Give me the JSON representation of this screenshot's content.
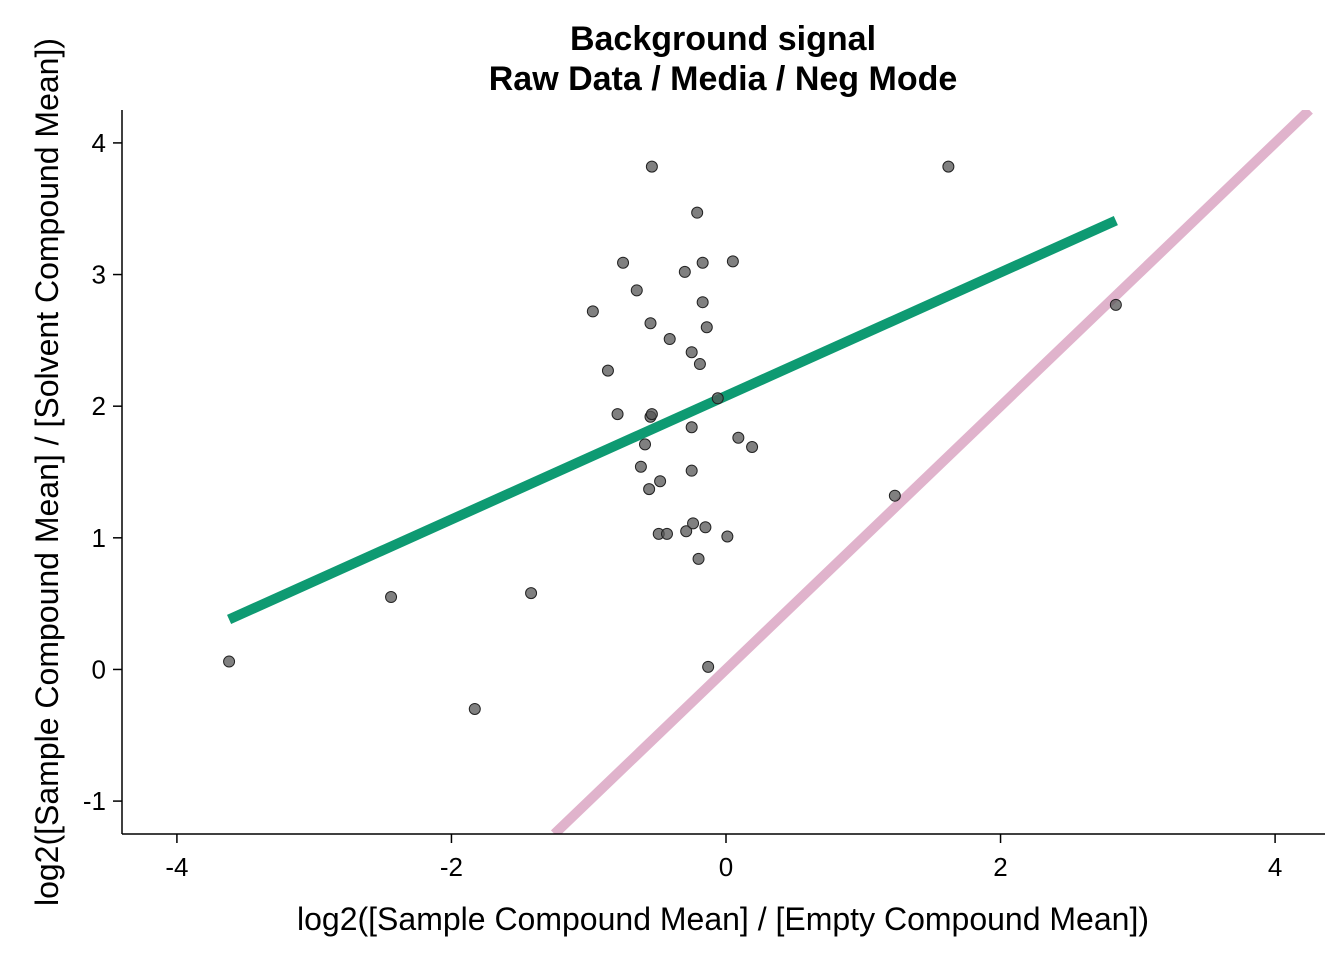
{
  "chart_data": {
    "type": "scatter",
    "title": "Background signal",
    "subtitle": "Raw Data / Media / Neg Mode",
    "xlabel": "log2([Sample Compound Mean] / [Empty Compound Mean])",
    "ylabel": "log2([Sample Compound Mean] / [Solvent Compound Mean])",
    "xlim": [
      -4.4,
      4.4
    ],
    "ylim": [
      -1.25,
      4.25
    ],
    "x_ticks": [
      -4,
      -2,
      0,
      2,
      4
    ],
    "y_ticks": [
      -1,
      0,
      1,
      2,
      3,
      4
    ],
    "x_tick_labels": [
      "-4",
      "-2",
      "0",
      "2",
      "4"
    ],
    "y_tick_labels": [
      "-1",
      "0",
      "1",
      "2",
      "3",
      "4"
    ],
    "grid": false,
    "points": [
      [
        -3.62,
        0.06
      ],
      [
        -2.44,
        0.55
      ],
      [
        -1.83,
        -0.3
      ],
      [
        -1.42,
        0.58
      ],
      [
        -0.97,
        2.72
      ],
      [
        -0.86,
        2.27
      ],
      [
        -0.79,
        1.94
      ],
      [
        -0.75,
        3.09
      ],
      [
        -0.65,
        2.88
      ],
      [
        -0.62,
        1.54
      ],
      [
        -0.59,
        1.71
      ],
      [
        -0.56,
        1.37
      ],
      [
        -0.55,
        2.63
      ],
      [
        -0.55,
        1.92
      ],
      [
        -0.54,
        1.94
      ],
      [
        -0.54,
        3.82
      ],
      [
        -0.49,
        1.03
      ],
      [
        -0.48,
        1.43
      ],
      [
        -0.43,
        1.03
      ],
      [
        -0.41,
        2.51
      ],
      [
        -0.3,
        3.02
      ],
      [
        -0.29,
        1.05
      ],
      [
        -0.25,
        2.41
      ],
      [
        -0.25,
        1.84
      ],
      [
        -0.25,
        1.51
      ],
      [
        -0.24,
        1.11
      ],
      [
        -0.21,
        3.47
      ],
      [
        -0.2,
        0.84
      ],
      [
        -0.19,
        2.32
      ],
      [
        -0.17,
        2.79
      ],
      [
        -0.17,
        3.09
      ],
      [
        -0.15,
        1.08
      ],
      [
        -0.14,
        2.6
      ],
      [
        -0.13,
        0.02
      ],
      [
        -0.06,
        2.06
      ],
      [
        0.01,
        1.01
      ],
      [
        0.05,
        3.1
      ],
      [
        0.09,
        1.76
      ],
      [
        0.19,
        1.69
      ],
      [
        1.23,
        1.32
      ],
      [
        1.62,
        3.82
      ],
      [
        2.84,
        2.77
      ]
    ],
    "lines": [
      {
        "kind": "fit",
        "color": "#0E9A72",
        "x": [
          -3.62,
          2.84
        ],
        "y": [
          0.38,
          3.41
        ]
      },
      {
        "kind": "identity",
        "color": "#E0B3CC",
        "x": [
          -1.25,
          4.25
        ],
        "y": [
          -1.25,
          4.25
        ]
      }
    ],
    "point_color": "#555555"
  }
}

**Written problem**
Where a line in the material above holds "Compound", copy that line.

**Exercise answer**
    "xlabel": "log2([Sample Compound Mean] / [Empty Compound Mean])",
    "ylabel": "log2([Sample Compound Mean] / [Solvent Compound Mean])",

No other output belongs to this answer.